- DIRECTION: Reproduce the material below line for line, with every character kept unchanged.
-*-
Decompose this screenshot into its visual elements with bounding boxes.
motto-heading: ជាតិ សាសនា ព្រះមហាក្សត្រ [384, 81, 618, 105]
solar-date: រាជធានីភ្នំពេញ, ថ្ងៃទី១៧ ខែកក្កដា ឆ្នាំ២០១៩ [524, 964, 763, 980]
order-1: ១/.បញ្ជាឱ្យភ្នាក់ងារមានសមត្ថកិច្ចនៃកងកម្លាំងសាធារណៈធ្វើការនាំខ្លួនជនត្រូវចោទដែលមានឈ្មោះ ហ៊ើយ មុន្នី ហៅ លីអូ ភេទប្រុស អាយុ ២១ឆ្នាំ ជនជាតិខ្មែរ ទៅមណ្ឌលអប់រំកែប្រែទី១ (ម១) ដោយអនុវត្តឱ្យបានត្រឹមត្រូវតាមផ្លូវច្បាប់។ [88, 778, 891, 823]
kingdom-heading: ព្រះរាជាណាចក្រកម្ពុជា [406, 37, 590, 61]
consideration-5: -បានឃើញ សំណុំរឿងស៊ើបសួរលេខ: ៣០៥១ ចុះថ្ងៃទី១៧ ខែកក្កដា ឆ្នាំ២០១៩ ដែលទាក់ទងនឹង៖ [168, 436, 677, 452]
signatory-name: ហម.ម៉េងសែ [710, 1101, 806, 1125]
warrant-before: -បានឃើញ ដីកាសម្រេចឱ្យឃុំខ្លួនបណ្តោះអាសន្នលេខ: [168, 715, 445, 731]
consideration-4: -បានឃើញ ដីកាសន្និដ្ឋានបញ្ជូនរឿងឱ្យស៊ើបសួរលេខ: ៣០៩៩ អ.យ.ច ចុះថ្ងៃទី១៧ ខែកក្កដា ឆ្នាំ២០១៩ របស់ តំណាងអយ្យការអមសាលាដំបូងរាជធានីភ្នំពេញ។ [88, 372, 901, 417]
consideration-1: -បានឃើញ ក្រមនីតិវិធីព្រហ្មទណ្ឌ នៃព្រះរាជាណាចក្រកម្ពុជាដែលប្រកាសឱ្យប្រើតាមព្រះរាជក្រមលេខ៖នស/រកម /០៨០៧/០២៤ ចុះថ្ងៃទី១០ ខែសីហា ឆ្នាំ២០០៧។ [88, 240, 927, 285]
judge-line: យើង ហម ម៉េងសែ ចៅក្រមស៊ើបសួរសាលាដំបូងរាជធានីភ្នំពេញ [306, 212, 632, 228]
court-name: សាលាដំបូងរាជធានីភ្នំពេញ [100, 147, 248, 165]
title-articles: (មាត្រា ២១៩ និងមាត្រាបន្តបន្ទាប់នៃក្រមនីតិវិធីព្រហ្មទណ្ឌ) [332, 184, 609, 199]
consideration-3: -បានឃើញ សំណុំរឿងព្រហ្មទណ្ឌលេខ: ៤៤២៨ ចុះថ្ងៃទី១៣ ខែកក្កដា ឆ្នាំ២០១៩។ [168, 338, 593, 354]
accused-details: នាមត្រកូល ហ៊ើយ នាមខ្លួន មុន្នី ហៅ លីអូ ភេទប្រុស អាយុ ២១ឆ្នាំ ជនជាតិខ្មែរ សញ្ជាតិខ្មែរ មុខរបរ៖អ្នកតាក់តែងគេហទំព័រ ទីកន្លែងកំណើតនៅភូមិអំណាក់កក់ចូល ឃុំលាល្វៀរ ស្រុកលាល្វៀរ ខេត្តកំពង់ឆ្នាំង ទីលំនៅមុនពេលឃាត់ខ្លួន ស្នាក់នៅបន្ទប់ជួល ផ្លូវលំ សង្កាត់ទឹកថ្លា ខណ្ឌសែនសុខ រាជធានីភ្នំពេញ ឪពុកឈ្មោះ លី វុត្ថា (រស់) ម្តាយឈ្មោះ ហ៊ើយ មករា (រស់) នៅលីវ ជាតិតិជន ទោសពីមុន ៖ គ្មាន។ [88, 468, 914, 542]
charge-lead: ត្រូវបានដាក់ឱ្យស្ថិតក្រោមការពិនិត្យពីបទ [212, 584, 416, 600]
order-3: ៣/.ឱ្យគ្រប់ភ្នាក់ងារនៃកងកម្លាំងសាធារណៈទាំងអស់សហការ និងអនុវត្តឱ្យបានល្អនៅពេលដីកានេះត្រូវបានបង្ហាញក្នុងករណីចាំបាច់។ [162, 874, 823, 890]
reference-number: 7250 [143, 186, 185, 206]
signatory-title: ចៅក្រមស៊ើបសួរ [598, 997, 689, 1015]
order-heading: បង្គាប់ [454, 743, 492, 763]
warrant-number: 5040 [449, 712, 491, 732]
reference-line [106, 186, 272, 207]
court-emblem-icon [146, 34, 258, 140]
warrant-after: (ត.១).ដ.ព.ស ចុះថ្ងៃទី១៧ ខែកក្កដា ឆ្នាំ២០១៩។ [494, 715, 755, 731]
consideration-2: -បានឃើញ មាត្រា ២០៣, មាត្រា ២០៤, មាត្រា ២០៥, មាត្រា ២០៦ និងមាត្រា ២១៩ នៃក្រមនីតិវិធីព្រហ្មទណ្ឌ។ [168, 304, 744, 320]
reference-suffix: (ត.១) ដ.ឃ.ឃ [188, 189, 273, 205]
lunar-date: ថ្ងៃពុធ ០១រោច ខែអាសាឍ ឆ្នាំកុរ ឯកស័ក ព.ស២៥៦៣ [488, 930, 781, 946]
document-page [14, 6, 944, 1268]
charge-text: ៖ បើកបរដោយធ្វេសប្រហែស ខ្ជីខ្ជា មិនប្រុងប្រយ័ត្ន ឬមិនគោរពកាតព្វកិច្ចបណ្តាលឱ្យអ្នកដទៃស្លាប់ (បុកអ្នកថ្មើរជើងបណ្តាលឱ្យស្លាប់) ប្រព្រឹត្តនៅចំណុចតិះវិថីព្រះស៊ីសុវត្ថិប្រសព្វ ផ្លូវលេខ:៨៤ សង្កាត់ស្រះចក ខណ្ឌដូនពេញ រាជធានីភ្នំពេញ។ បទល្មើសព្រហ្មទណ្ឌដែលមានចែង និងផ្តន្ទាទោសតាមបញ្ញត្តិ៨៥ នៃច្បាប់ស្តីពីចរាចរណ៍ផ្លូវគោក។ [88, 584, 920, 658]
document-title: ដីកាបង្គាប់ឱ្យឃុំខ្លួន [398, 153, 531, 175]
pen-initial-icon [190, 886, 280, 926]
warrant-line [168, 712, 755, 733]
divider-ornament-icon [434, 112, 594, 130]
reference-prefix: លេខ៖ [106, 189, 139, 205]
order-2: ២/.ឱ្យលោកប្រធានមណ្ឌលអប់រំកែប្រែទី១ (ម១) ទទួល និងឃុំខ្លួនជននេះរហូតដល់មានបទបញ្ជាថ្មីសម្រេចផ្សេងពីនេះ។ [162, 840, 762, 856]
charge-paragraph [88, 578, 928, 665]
-*-
- TASK SOLUTION:
Decompose this screenshot into its visual elements with bounding boxes.
motto-heading: ជាតិ សាសនា ព្រះមហាក្សត្រ [384, 81, 618, 105]
solar-date: រាជធានីភ្នំពេញ, ថ្ងៃទី១៧ ខែកក្កដា ឆ្នាំ២០១៩ [524, 964, 763, 980]
order-1: ១/.បញ្ជាឱ្យភ្នាក់ងារមានសមត្ថកិច្ចនៃកងកម្លាំងសាធារណៈធ្វើការនាំខ្លួនជនត្រូវចោទដែលមានឈ្មោះ ហ៊ើយ មុន្នី ហៅ លីអូ ភេទប្រុស អាយុ ២១ឆ្នាំ ជនជាតិខ្មែរ ទៅមណ្ឌលអប់រំកែប្រែទី១ (ម១) ដោយអនុវត្តឱ្យបានត្រឹមត្រូវតាមផ្លូវច្បាប់។ [88, 778, 891, 823]
kingdom-heading: ព្រះរាជាណាចក្រកម្ពុជា [406, 37, 590, 61]
consideration-5: -បានឃើញ សំណុំរឿងស៊ើបសួរលេខ: ៣០៥១ ចុះថ្ងៃទី១៧ ខែកក្កដា ឆ្នាំ២០១៩ ដែលទាក់ទងនឹង៖ [168, 436, 677, 452]
signatory-name: ហម.ម៉េងសែ [710, 1101, 806, 1125]
warrant-before: -បានឃើញ ដីកាសម្រេចឱ្យឃុំខ្លួនបណ្តោះអាសន្នលេខ: [168, 715, 445, 731]
consideration-4: -បានឃើញ ដីកាសន្និដ្ឋានបញ្ជូនរឿងឱ្យស៊ើបសួរលេខ: ៣០៩៩ អ.យ.ច ចុះថ្ងៃទី១៧ ខែកក្កដា ឆ្នាំ២០១៩ របស់ តំណាងអយ្យការអមសាលាដំបូងរាជធានីភ្នំពេញ។ [88, 372, 901, 417]
consideration-1: -បានឃើញ ក្រមនីតិវិធីព្រហ្មទណ្ឌ នៃព្រះរាជាណាចក្រកម្ពុជាដែលប្រកាសឱ្យប្រើតាមព្រះរាជក្រមលេខ៖នស/រកម /០៨០៧/០២៤ ចុះថ្ងៃទី១០ ខែសីហា ឆ្នាំ២០០៧។ [88, 240, 927, 285]
judge-line: យើង ហម ម៉េងសែ ចៅក្រមស៊ើបសួរសាលាដំបូងរាជធានីភ្នំពេញ [306, 212, 632, 228]
court-name: សាលាដំបូងរាជធានីភ្នំពេញ [100, 147, 248, 165]
title-articles: (មាត្រា ២១៩ និងមាត្រាបន្តបន្ទាប់នៃក្រមនីតិវិធីព្រហ្មទណ្ឌ) [332, 184, 609, 199]
consideration-3: -បានឃើញ សំណុំរឿងព្រហ្មទណ្ឌលេខ: ៤៤២៨ ចុះថ្ងៃទី១៣ ខែកក្កដា ឆ្នាំ២០១៩។ [168, 338, 593, 354]
accused-details: នាមត្រកូល ហ៊ើយ នាមខ្លួន មុន្នី ហៅ លីអូ ភេទប្រុស អាយុ ២១ឆ្នាំ ជនជាតិខ្មែរ សញ្ជាតិខ្មែរ មុខរបរ៖អ្នកតាក់តែងគេហទំព័រ ទីកន្លែងកំណើតនៅភូមិអំណាក់កក់ចូល ឃុំលាល្វៀរ ស្រុកលាល្វៀរ ខេត្តកំពង់ឆ្នាំង ទីលំនៅមុនពេលឃាត់ខ្លួន ស្នាក់នៅបន្ទប់ជួល ផ្លូវលំ សង្កាត់ទឹកថ្លា ខណ្ឌសែនសុខ រាជធានីភ្នំពេញ ឪពុកឈ្មោះ លី វុត្ថា (រស់) ម្តាយឈ្មោះ ហ៊ើយ មករា (រស់) នៅលីវ ជាតិតិជន ទោសពីមុន ៖ គ្មាន។ [88, 468, 914, 542]
charge-lead: ត្រូវបានដាក់ឱ្យស្ថិតក្រោមការពិនិត្យពីបទ [212, 584, 416, 600]
order-3: ៣/.ឱ្យគ្រប់ភ្នាក់ងារនៃកងកម្លាំងសាធារណៈទាំងអស់សហការ និងអនុវត្តឱ្យបានល្អនៅពេលដីកានេះត្រូវបានបង្ហាញក្នុងករណីចាំបាច់។ [162, 874, 823, 890]
reference-number: 7250 [143, 186, 185, 206]
signatory-title: ចៅក្រមស៊ើបសួរ [598, 997, 689, 1015]
order-heading: បង្គាប់ [454, 743, 492, 763]
warrant-number: 5040 [449, 712, 491, 732]
reference-line [106, 186, 272, 207]
court-emblem-icon [146, 34, 258, 140]
warrant-after: (ត.១).ដ.ព.ស ចុះថ្ងៃទី១៧ ខែកក្កដា ឆ្នាំ២០១៩។ [494, 715, 755, 731]
consideration-2: -បានឃើញ មាត្រា ២០៣, មាត្រា ២០៤, មាត្រា ២០៥, មាត្រា ២០៦ និងមាត្រា ២១៩ នៃក្រមនីតិវិធីព្រហ្មទណ្ឌ។ [168, 304, 744, 320]
reference-suffix: (ត.១) ដ.ឃ.ឃ [188, 189, 273, 205]
lunar-date: ថ្ងៃពុធ ០១រោច ខែអាសាឍ ឆ្នាំកុរ ឯកស័ក ព.ស២៥៦៣ [488, 930, 781, 946]
document-page [14, 6, 944, 1268]
charge-text: ៖ បើកបរដោយធ្វេសប្រហែស ខ្ជីខ្ជា មិនប្រុងប្រយ័ត្ន ឬមិនគោរពកាតព្វកិច្ចបណ្តាលឱ្យអ្នកដទៃស្លាប់ (បុកអ្នកថ្មើរជើងបណ្តាលឱ្យស្លាប់) ប្រព្រឹត្តនៅចំណុចតិះវិថីព្រះស៊ីសុវត្ថិប្រសព្វ ផ្លូវលេខ:៨៤ សង្កាត់ស្រះចក ខណ្ឌដូនពេញ រាជធានីភ្នំពេញ។ បទល្មើសព្រហ្មទណ្ឌដែលមានចែង និងផ្តន្ទាទោសតាមបញ្ញត្តិ៨៥ នៃច្បាប់ស្តីពីចរាចរណ៍ផ្លូវគោក។ [88, 584, 920, 658]
document-title: ដីកាបង្គាប់ឱ្យឃុំខ្លួន [398, 153, 531, 175]
pen-initial-icon [190, 886, 280, 926]
warrant-line [168, 712, 755, 733]
divider-ornament-icon [434, 112, 594, 130]
reference-prefix: លេខ៖ [106, 189, 139, 205]
order-2: ២/.ឱ្យលោកប្រធានមណ្ឌលអប់រំកែប្រែទី១ (ម១) ទទួល និងឃុំខ្លួនជននេះរហូតដល់មានបទបញ្ជាថ្មីសម្រេចផ្សេងពីនេះ។ [162, 840, 762, 856]
charge-paragraph [88, 578, 928, 665]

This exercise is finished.